## PROBLEM TO WORK ON
Extract, from the records beneath this instruction, each line that contains the word "области".

Extracted data entries:
○ ○ ○ ○ ○

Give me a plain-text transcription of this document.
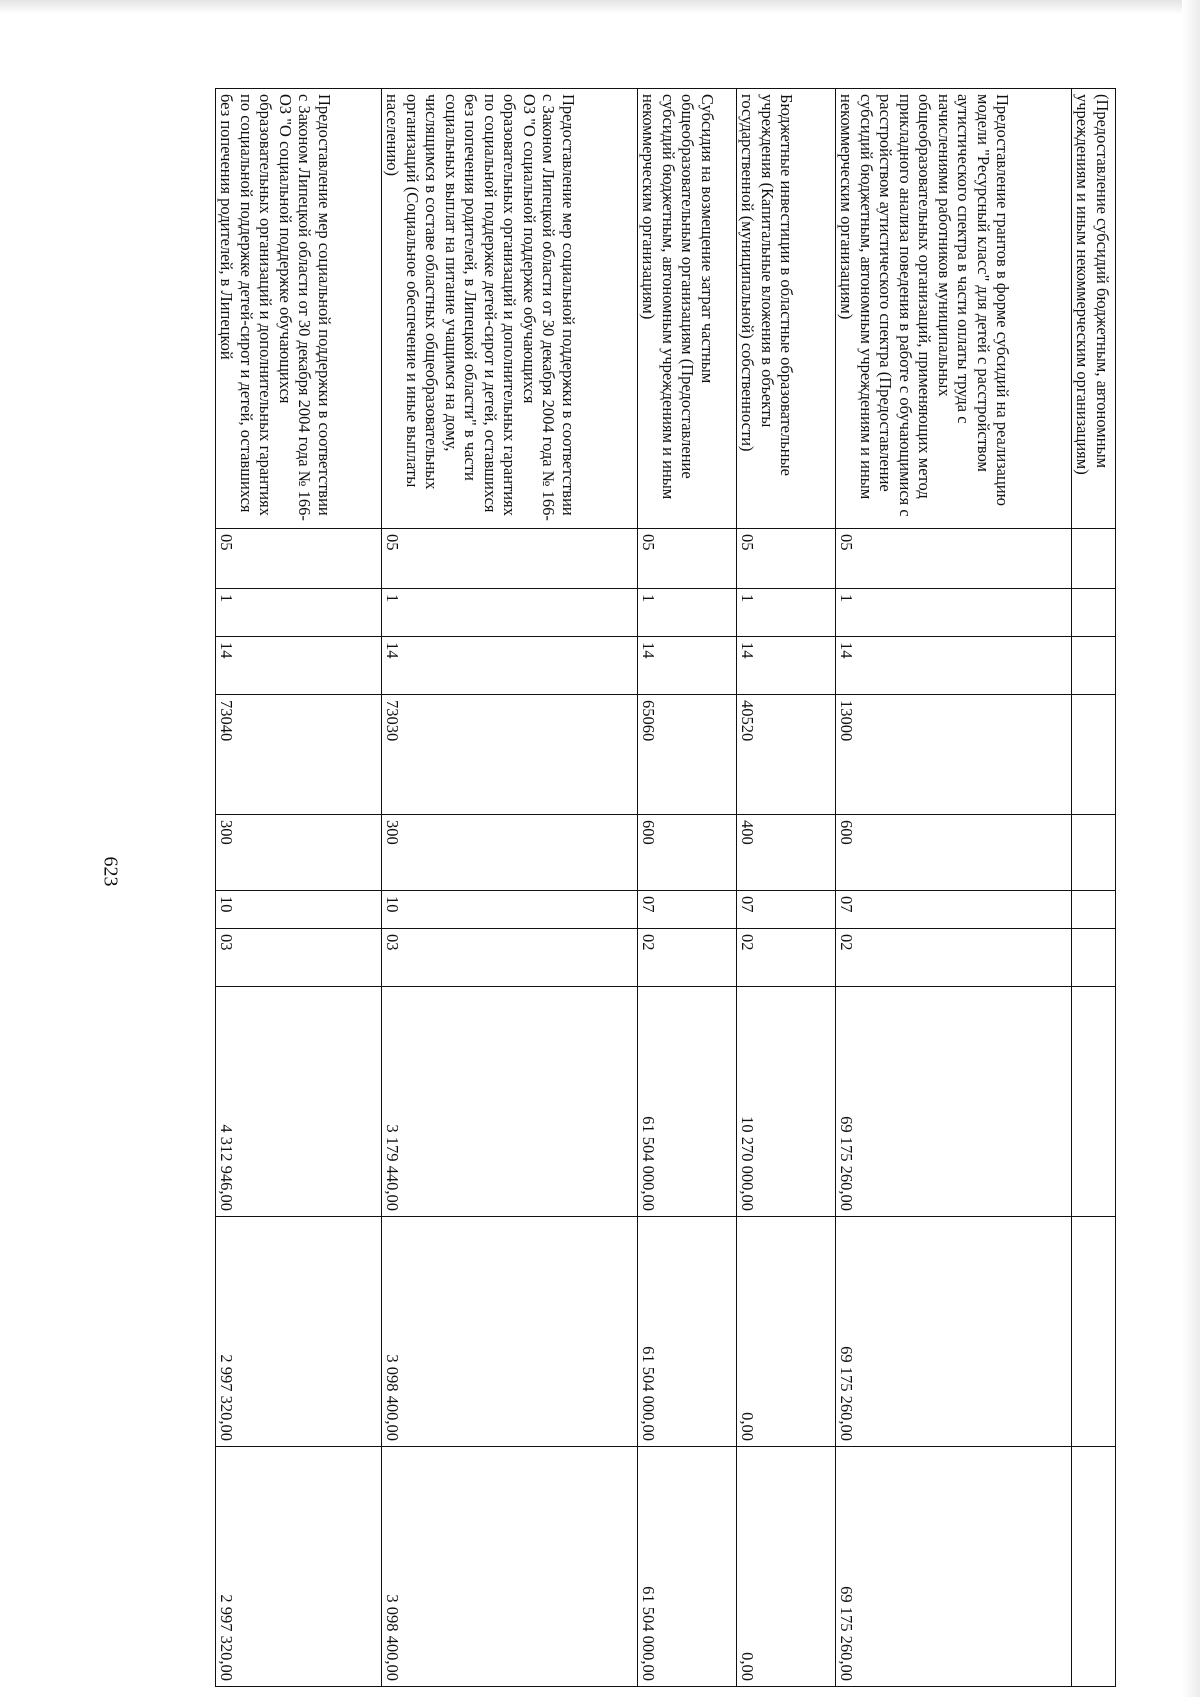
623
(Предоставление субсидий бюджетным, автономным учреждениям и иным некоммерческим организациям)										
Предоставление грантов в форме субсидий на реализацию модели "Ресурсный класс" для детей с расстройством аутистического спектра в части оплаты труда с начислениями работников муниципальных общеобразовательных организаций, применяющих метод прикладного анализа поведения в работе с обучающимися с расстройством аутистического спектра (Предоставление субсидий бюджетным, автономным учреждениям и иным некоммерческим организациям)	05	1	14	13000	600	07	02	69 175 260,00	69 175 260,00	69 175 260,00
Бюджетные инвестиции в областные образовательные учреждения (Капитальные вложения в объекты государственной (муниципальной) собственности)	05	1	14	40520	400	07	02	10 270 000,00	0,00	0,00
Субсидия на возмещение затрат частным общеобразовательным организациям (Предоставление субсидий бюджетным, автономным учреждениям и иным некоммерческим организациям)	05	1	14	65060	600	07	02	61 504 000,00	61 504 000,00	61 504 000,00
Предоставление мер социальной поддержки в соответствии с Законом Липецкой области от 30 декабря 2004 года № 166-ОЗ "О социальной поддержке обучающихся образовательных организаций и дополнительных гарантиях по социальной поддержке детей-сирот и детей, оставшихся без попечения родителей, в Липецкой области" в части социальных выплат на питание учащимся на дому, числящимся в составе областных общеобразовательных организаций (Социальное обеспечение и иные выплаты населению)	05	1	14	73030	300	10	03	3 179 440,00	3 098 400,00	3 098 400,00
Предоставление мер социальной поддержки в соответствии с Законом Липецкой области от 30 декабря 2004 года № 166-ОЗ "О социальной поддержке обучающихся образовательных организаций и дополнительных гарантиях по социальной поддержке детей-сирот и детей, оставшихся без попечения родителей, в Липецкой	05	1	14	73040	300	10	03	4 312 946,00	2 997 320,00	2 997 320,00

○ ○ ○ ○ ○

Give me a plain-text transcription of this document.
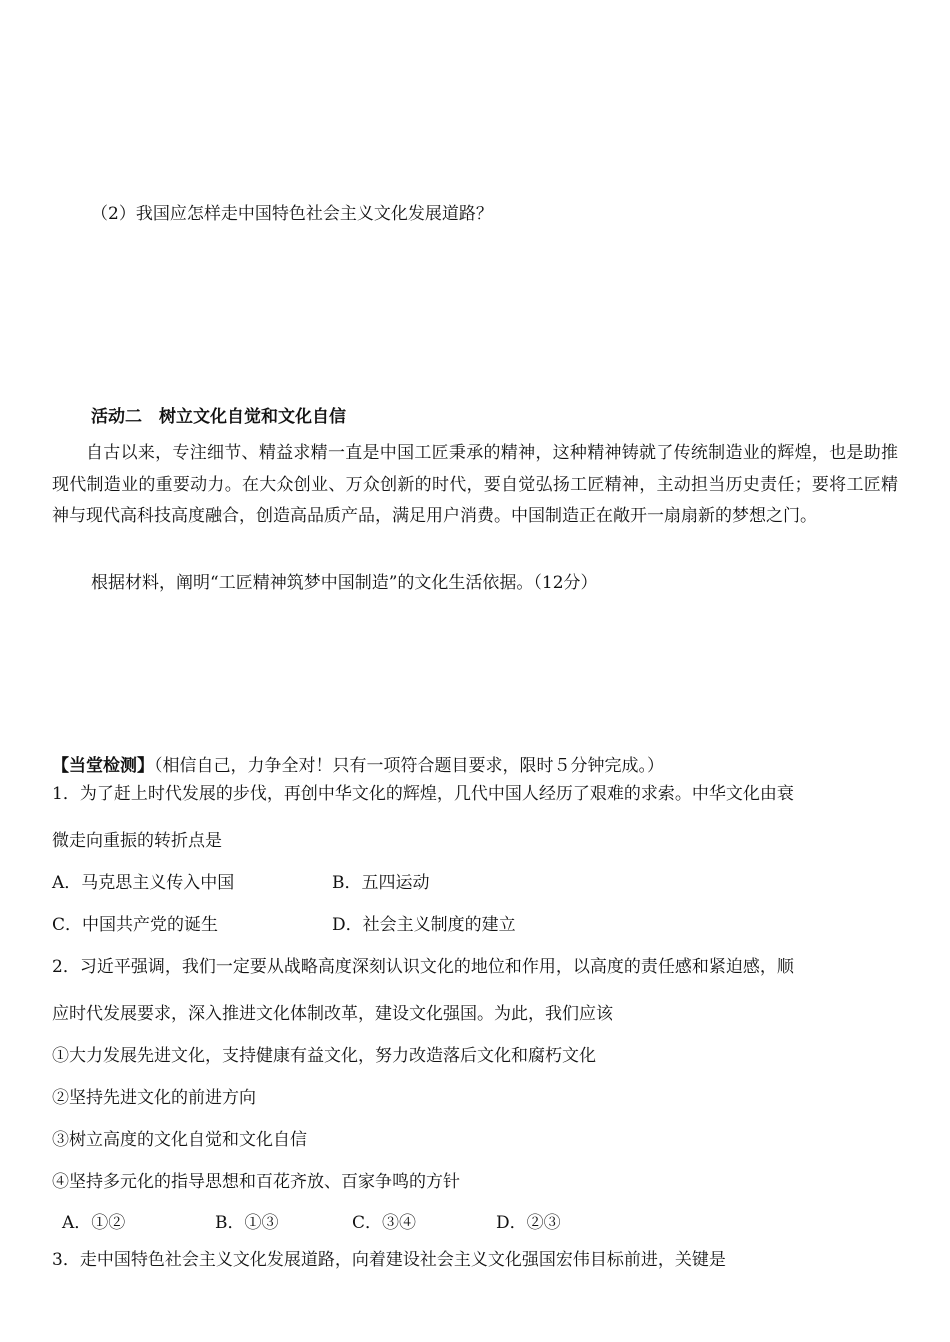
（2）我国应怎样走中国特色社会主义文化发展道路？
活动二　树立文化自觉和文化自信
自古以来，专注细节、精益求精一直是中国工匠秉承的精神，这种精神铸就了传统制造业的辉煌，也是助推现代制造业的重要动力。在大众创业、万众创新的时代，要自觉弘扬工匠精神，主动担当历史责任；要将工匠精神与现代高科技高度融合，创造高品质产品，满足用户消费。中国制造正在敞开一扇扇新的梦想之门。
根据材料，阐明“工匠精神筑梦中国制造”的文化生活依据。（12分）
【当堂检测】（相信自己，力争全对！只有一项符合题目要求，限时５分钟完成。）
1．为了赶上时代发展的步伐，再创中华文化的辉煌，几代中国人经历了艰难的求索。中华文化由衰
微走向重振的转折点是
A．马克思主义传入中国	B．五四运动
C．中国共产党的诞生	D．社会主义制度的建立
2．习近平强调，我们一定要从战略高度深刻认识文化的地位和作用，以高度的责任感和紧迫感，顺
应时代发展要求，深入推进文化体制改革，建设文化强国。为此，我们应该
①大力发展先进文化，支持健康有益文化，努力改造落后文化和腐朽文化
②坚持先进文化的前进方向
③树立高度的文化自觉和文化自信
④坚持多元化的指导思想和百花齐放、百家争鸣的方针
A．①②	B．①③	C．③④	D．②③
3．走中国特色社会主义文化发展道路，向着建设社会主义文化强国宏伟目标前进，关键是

○ ○ ○ ○ ○

## FINAL RESULT
Предоставление мер социальной поддержки в соответствии с Законом Липецкой области от 30 декабря 2004 года № 166-ОЗ "О социальной поддержке обучающихся образовательных организаций и дополнительных гарантиях по социальной поддержке детей-сирот и детей, оставшихся без попечения родителей, в Липецкой области" в части социальных выплат на питание учащимся на дому, числящимся в составе областных общеобразовательных организаций (Социальное обеспечение и иные выплаты населению)	05	1	14	73030	300	10	03	3 179 440,00	3 098 400,00	3 098 400,00
Предоставление мер социальной поддержки в соответствии с Законом Липецкой области от 30 декабря 2004 года № 166-ОЗ "О социальной поддержке обучающихся образовательных организаций и дополнительных гарантиях по социальной поддержке детей-сирот и детей, оставшихся без попечения родителей, в Липецкой	05	1	14	73040	300	10	03	4 312 946,00	2 997 320,00	2 997 320,00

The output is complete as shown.